* Begin DATASET RECORDS *
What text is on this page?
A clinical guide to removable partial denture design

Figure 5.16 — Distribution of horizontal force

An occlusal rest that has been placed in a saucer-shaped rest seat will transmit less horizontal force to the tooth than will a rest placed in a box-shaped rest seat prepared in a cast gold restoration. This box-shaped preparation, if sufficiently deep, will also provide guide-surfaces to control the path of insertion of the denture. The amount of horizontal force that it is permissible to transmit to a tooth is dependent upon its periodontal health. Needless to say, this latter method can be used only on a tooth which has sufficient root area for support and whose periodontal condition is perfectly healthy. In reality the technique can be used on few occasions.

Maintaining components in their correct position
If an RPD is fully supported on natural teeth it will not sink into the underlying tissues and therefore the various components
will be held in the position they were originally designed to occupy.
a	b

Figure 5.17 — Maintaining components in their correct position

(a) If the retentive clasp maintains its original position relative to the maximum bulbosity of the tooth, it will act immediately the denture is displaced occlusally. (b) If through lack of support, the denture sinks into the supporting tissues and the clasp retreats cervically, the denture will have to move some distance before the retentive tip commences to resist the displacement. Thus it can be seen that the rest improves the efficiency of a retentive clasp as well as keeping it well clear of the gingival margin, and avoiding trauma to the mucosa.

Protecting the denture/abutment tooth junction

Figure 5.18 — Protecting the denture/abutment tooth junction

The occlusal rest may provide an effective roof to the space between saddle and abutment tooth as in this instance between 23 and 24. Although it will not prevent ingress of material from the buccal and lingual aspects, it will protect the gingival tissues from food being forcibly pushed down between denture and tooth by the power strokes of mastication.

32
* End DATASET RECORDS *
• JOB: Please output every record, keeping each line exact.

• FINISHED EXERCISE:
What text is on this page?
A clinical guide to removable partial denture design

Figure 5.16 — Distribution of horizontal force

An occlusal rest that has been placed in a saucer-shaped rest seat will transmit less horizontal force to the tooth than will a rest placed in a box-shaped rest seat prepared in a cast gold restoration. This box-shaped preparation, if sufficiently deep, will also provide guide-surfaces to control the path of insertion of the denture. The amount of horizontal force that it is permissible to transmit to a tooth is dependent upon its periodontal health. Needless to say, this latter method can be used only on a tooth which has sufficient root area for support and whose periodontal condition is perfectly healthy. In reality the technique can be used on few occasions.

Maintaining components in their correct position
If an RPD is fully supported on natural teeth it will not sink into the underlying tissues and therefore the various components
will be held in the position they were originally designed to occupy.
a	b

Figure 5.17 — Maintaining components in their correct position

(a) If the retentive clasp maintains its original position relative to the maximum bulbosity of the tooth, it will act immediately the denture is displaced occlusally. (b) If through lack of support, the denture sinks into the supporting tissues and the clasp retreats cervically, the denture will have to move some distance before the retentive tip commences to resist the displacement. Thus it can be seen that the rest improves the efficiency of a retentive clasp as well as keeping it well clear of the gingival margin, and avoiding trauma to the mucosa.

Protecting the denture/abutment tooth junction

Figure 5.18 — Protecting the denture/abutment tooth junction

The occlusal rest may provide an effective roof to the space between saddle and abutment tooth as in this instance between 23 and 24. Although it will not prevent ingress of material from the buccal and lingual aspects, it will protect the gingival tissues from food being forcibly pushed down between denture and tooth by the power strokes of mastication.

32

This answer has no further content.